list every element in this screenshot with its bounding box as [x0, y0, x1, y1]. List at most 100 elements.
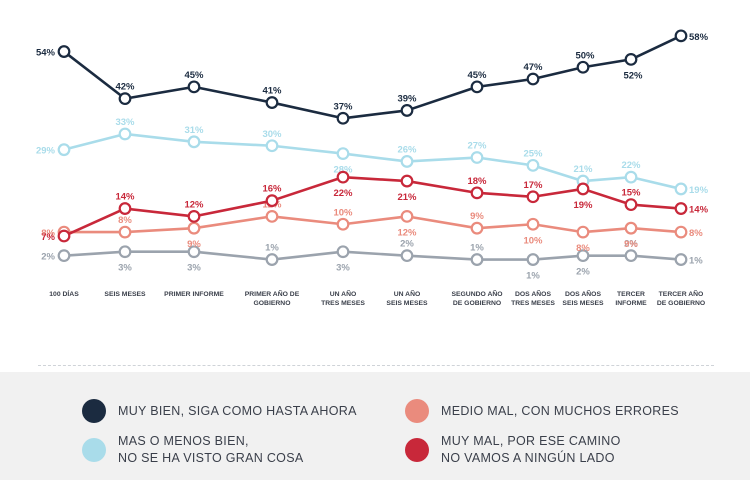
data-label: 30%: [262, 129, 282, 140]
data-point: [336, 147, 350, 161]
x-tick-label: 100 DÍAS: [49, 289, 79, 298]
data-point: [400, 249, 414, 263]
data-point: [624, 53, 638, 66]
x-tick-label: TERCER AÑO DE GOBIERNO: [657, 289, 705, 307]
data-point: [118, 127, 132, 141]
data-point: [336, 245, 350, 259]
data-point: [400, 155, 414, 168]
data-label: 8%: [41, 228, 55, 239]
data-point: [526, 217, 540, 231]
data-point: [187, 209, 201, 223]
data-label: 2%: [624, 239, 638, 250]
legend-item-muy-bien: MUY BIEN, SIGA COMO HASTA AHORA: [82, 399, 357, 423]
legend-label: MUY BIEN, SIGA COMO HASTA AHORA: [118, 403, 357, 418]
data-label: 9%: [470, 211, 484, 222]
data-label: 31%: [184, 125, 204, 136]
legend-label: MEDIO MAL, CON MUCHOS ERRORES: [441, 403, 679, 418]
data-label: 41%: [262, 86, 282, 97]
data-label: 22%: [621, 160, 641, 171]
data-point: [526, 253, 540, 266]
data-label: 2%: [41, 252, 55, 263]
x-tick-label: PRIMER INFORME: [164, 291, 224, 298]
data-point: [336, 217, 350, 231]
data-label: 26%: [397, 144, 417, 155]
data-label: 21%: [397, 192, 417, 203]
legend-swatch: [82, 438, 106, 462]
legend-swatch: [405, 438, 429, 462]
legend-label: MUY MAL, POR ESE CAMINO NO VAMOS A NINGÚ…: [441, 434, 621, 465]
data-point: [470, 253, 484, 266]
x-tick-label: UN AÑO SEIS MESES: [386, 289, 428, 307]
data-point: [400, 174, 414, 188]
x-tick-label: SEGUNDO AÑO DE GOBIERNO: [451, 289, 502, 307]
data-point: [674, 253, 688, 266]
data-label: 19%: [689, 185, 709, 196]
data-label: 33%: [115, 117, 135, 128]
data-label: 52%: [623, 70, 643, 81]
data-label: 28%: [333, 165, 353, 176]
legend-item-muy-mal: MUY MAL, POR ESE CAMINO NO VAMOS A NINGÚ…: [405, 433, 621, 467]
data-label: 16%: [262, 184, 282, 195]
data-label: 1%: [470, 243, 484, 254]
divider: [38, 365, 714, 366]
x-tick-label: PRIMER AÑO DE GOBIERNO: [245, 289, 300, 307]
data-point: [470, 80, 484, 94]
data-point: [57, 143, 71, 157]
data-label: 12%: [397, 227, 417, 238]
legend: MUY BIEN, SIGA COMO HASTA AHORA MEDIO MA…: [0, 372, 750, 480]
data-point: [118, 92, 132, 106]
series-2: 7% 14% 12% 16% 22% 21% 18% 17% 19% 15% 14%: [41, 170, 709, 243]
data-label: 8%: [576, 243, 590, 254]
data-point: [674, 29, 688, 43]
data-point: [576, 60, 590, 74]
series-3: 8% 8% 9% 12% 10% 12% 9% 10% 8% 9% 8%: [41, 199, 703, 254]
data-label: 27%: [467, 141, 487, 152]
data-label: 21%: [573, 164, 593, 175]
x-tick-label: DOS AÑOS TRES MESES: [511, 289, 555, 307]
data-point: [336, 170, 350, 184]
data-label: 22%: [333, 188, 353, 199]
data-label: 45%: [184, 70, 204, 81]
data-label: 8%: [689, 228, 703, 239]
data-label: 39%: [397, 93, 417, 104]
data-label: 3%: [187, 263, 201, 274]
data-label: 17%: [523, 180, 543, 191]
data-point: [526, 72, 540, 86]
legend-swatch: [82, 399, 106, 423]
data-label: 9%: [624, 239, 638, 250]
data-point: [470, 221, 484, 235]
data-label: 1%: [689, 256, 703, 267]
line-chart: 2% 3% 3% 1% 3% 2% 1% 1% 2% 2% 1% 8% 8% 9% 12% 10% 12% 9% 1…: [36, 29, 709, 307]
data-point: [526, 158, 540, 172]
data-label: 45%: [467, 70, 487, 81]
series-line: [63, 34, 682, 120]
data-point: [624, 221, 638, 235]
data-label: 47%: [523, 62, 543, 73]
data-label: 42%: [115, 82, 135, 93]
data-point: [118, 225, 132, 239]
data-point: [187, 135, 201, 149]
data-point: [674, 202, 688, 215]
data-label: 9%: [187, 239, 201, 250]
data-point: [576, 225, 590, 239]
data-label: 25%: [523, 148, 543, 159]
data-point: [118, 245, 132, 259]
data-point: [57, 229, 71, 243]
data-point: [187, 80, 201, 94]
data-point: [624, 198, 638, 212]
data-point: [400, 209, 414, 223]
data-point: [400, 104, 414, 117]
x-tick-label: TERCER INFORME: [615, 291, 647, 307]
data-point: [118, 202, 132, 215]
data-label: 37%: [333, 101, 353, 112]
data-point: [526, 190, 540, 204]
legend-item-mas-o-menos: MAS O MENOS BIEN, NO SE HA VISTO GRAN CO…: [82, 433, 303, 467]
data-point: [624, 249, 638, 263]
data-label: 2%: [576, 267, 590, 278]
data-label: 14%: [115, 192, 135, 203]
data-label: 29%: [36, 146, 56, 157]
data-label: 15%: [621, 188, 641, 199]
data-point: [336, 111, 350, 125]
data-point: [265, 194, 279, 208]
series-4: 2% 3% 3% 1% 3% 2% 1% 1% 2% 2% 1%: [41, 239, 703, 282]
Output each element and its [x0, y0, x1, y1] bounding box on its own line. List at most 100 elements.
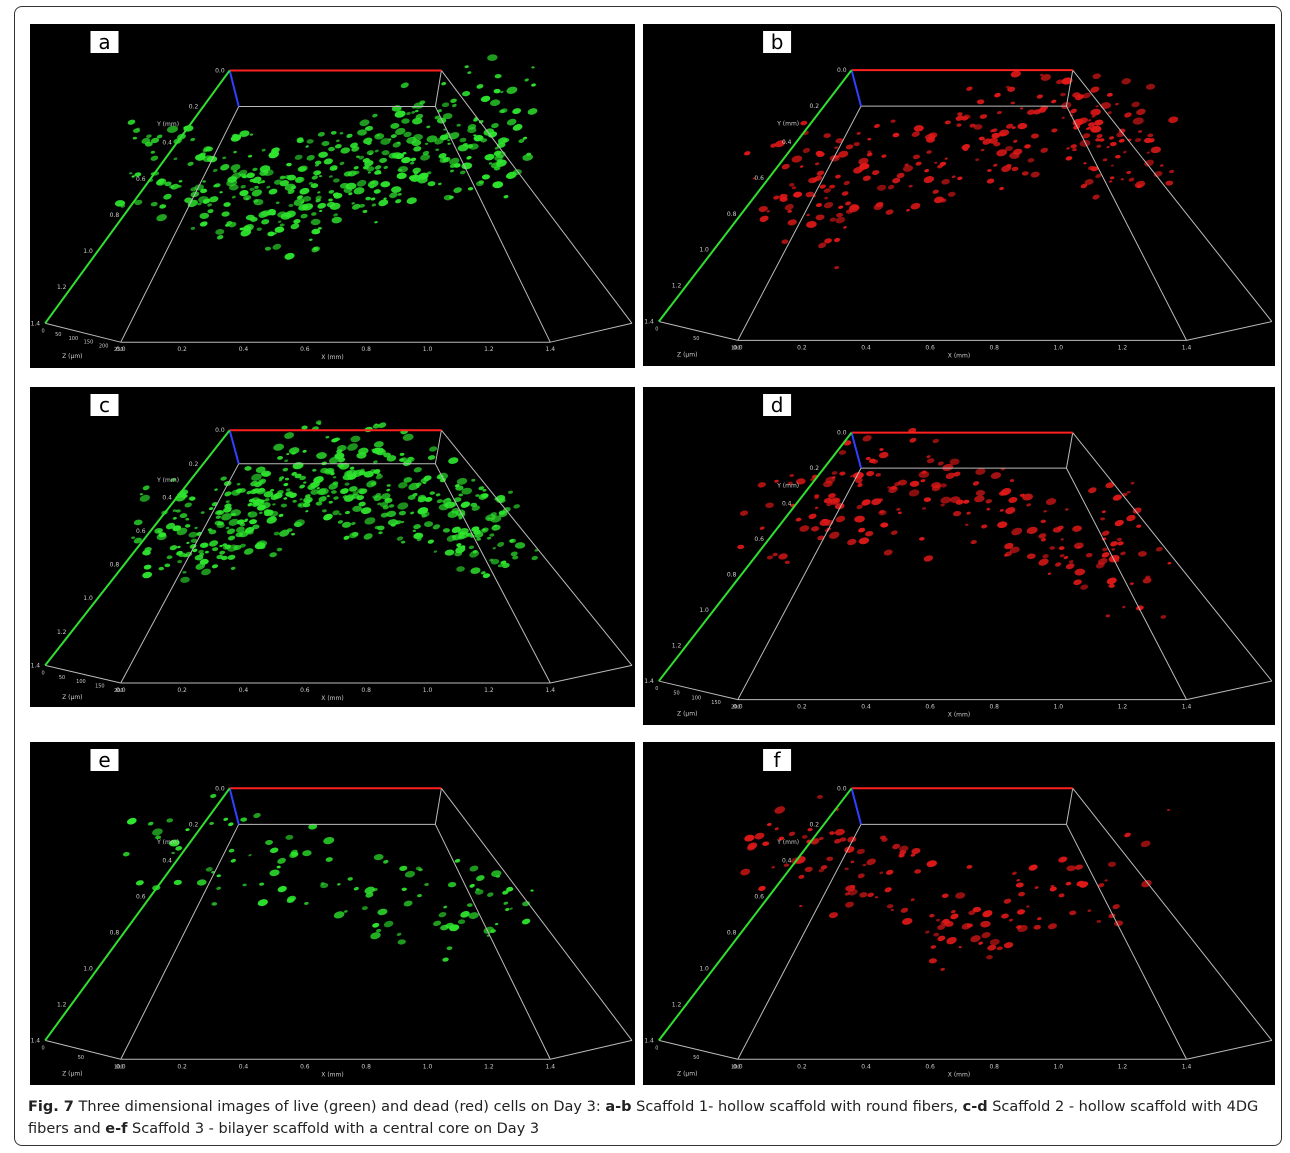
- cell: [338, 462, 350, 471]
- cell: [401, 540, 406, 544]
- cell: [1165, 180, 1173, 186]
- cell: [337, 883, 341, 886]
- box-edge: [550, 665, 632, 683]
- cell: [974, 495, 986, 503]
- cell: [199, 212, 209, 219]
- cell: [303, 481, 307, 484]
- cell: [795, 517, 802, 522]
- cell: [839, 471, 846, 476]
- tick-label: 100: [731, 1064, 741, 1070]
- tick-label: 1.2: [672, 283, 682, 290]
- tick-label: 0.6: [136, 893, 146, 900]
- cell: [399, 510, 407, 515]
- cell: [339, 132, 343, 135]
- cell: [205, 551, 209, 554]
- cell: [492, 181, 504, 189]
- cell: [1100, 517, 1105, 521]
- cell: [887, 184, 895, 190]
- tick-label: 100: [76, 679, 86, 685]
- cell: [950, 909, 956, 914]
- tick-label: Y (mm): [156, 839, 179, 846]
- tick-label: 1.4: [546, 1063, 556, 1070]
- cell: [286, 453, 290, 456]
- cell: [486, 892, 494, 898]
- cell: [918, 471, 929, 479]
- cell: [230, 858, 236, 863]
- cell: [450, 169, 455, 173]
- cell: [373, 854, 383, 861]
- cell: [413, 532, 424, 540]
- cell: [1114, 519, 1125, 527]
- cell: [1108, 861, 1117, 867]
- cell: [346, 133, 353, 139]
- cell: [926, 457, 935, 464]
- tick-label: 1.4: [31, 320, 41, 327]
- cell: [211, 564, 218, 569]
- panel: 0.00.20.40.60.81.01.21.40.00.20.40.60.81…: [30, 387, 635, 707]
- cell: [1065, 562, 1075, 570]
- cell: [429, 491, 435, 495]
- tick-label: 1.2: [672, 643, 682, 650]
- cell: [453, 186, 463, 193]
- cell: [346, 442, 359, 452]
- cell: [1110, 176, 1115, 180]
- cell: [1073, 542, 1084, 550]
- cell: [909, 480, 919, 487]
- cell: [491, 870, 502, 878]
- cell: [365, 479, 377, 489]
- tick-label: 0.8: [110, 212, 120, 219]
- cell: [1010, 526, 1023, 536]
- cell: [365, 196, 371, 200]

+ + +

Rewrite all of the rows above, replacing "data-point" with "marker" everywhere and changing nothing else. Leave the pictures out.

> **FINISHED EXERCISE**:
list every element in this screenshot with its bounding box as [x0, y0, x1, y1]. List at most 100 elements.
data-label: 30%: [262, 129, 282, 140]
marker: [336, 147, 350, 161]
x-tick-label: 100 DÍAS: [49, 289, 79, 298]
marker: [400, 249, 414, 263]
marker: [624, 53, 638, 66]
x-tick-label: TERCER AÑO DE GOBIERNO: [657, 289, 705, 307]
marker: [118, 127, 132, 141]
marker: [336, 245, 350, 259]
marker: [400, 155, 414, 168]
data-label: 8%: [41, 228, 55, 239]
marker: [526, 217, 540, 231]
marker: [187, 209, 201, 223]
data-label: 2%: [624, 239, 638, 250]
legend-item-muy-bien: MUY BIEN, SIGA COMO HASTA AHORA: [82, 399, 357, 423]
legend-label: MUY BIEN, SIGA COMO HASTA AHORA: [118, 403, 357, 418]
data-label: 9%: [470, 211, 484, 222]
data-label: 31%: [184, 125, 204, 136]
legend-label: MEDIO MAL, CON MUCHOS ERRORES: [441, 403, 679, 418]
data-label: 41%: [262, 86, 282, 97]
data-label: 22%: [621, 160, 641, 171]
marker: [526, 253, 540, 266]
data-label: 2%: [41, 252, 55, 263]
x-tick-label: PRIMER INFORME: [164, 291, 224, 298]
marker: [336, 217, 350, 231]
data-label: 26%: [397, 144, 417, 155]
data-label: 21%: [397, 192, 417, 203]
legend-swatch: [82, 438, 106, 462]
legend-swatch: [405, 438, 429, 462]
legend-label: MUY MAL, POR ESE CAMINO NO VAMOS A NINGÚ…: [441, 434, 621, 465]
marker: [470, 253, 484, 266]
x-tick-label: UN AÑO SEIS MESES: [386, 289, 428, 307]
marker: [400, 174, 414, 188]
x-tick-label: SEGUNDO AÑO DE GOBIERNO: [451, 289, 502, 307]
marker: [674, 253, 688, 266]
data-label: 19%: [689, 185, 709, 196]
data-label: 33%: [115, 117, 135, 128]
data-label: 52%: [623, 70, 643, 81]
data-label: 28%: [333, 165, 353, 176]
legend-item-muy-mal: MUY MAL, POR ESE CAMINO NO VAMOS A NINGÚ…: [405, 433, 621, 467]
data-label: 16%: [262, 184, 282, 195]
data-label: 1%: [470, 243, 484, 254]
divider: [38, 365, 714, 366]
x-tick-label: PRIMER AÑO DE GOBIERNO: [245, 289, 300, 307]
marker: [470, 80, 484, 94]
marker: [57, 143, 71, 157]
data-label: 12%: [397, 227, 417, 238]
legend: MUY BIEN, SIGA COMO HASTA AHORA MEDIO MA…: [0, 372, 750, 480]
marker: [118, 92, 132, 106]
series-2: 7% 14% 12% 16% 22% 21% 18% 17% 19% 15% 14%: [41, 170, 709, 243]
data-label: 8%: [576, 243, 590, 254]
marker: [674, 29, 688, 43]
marker: [576, 60, 590, 74]
series-3: 8% 8% 9% 12% 10% 12% 9% 10% 8% 9% 8%: [41, 199, 703, 254]
data-label: 27%: [467, 141, 487, 152]
data-label: 21%: [573, 164, 593, 175]
x-tick-label: DOS AÑOS TRES MESES: [511, 289, 555, 307]
marker: [336, 170, 350, 184]
data-label: 22%: [333, 188, 353, 199]
data-label: 45%: [184, 70, 204, 81]
data-label: 8%: [689, 228, 703, 239]
data-label: 39%: [397, 93, 417, 104]
data-label: 3%: [187, 263, 201, 274]
data-label: 17%: [523, 180, 543, 191]
marker: [526, 72, 540, 86]
legend-swatch: [82, 399, 106, 423]
data-label: 9%: [624, 239, 638, 250]
marker: [470, 221, 484, 235]
data-label: 1%: [689, 256, 703, 267]
line-chart: 2% 3% 3% 1% 3% 2% 1% 1% 2% 2% 1% 8% 8% 9% 12% 10% 12% 9% 1…: [36, 29, 709, 307]
marker: [526, 158, 540, 172]
data-label: 45%: [467, 70, 487, 81]
series-line: [63, 34, 682, 120]
marker: [624, 221, 638, 235]
data-label: 47%: [523, 62, 543, 73]
data-label: 42%: [115, 82, 135, 93]
marker: [118, 225, 132, 239]
marker: [187, 135, 201, 149]
marker: [674, 202, 688, 215]
data-label: 9%: [187, 239, 201, 250]
marker: [576, 225, 590, 239]
data-label: 25%: [523, 148, 543, 159]
marker: [118, 245, 132, 259]
marker: [57, 229, 71, 243]
marker: [187, 80, 201, 94]
marker: [624, 198, 638, 212]
marker: [400, 209, 414, 223]
marker: [400, 104, 414, 117]
x-tick-label: TERCER INFORME: [615, 291, 647, 307]
marker: [118, 202, 132, 215]
data-label: 37%: [333, 101, 353, 112]
marker: [526, 190, 540, 204]
legend-item-mas-o-menos: MAS O MENOS BIEN, NO SE HA VISTO GRAN CO…: [82, 433, 303, 467]
marker: [624, 249, 638, 263]
data-label: 2%: [576, 267, 590, 278]
data-label: 14%: [115, 192, 135, 203]
data-label: 29%: [36, 146, 56, 157]
data-label: 15%: [621, 188, 641, 199]
marker: [336, 111, 350, 125]
marker: [265, 194, 279, 208]
series-4: 2% 3% 3% 1% 3% 2% 1% 1% 2% 2% 1%: [41, 239, 703, 282]
Output each element and its [x0, y0, x1, y1] bounding box on its own line. List at most 100 elements.
- cell: [338, 462, 350, 471]
- cell: [401, 540, 406, 544]
- cell: [1165, 180, 1173, 186]
- cell: [337, 883, 341, 886]
- box-edge: [550, 665, 632, 683]
- cell: [974, 495, 986, 503]
- cell: [199, 212, 209, 219]
- cell: [303, 481, 307, 484]
- cell: [795, 517, 802, 522]
- cell: [839, 471, 846, 476]
- tick-label: 100: [731, 1064, 741, 1070]
- tick-label: 1.2: [672, 283, 682, 290]
- tick-label: 0.6: [136, 893, 146, 900]
- cell: [399, 510, 407, 515]
- cell: [339, 132, 343, 135]
- cell: [205, 551, 209, 554]
- cell: [492, 181, 504, 189]
- cell: [1100, 517, 1105, 521]
- cell: [887, 184, 895, 190]
- tick-label: 100: [76, 679, 86, 685]
- cell: [950, 909, 956, 914]
- tick-label: Y (mm): [156, 839, 179, 846]
- tick-label: 1.4: [546, 1063, 556, 1070]
- cell: [286, 453, 290, 456]
- cell: [486, 892, 494, 898]
- cell: [918, 471, 929, 479]
- cell: [230, 858, 236, 863]
- cell: [450, 169, 455, 173]
- cell: [373, 854, 383, 861]
- cell: [413, 532, 424, 540]
- cell: [1114, 519, 1125, 527]
- cell: [1108, 861, 1117, 867]
- cell: [346, 133, 353, 139]
- cell: [926, 457, 935, 464]
- tick-label: 1.4: [31, 320, 41, 327]
- cell: [211, 564, 218, 569]
- panel: 0.00.20.40.60.81.01.21.40.00.20.40.60.81…: [30, 387, 635, 707]
- cell: [1065, 562, 1075, 570]
- cell: [429, 491, 435, 495]
- tick-label: 1.2: [672, 643, 682, 650]
- cell: [453, 186, 463, 193]
- cell: [346, 442, 359, 452]
- cell: [1110, 176, 1115, 180]
- cell: [1073, 542, 1084, 550]
- cell: [909, 480, 919, 487]
- cell: [491, 870, 502, 878]
- cell: [365, 479, 377, 489]
- tick-label: 0.8: [110, 212, 120, 219]
- cell: [1010, 526, 1023, 536]
- cell: [365, 196, 371, 200]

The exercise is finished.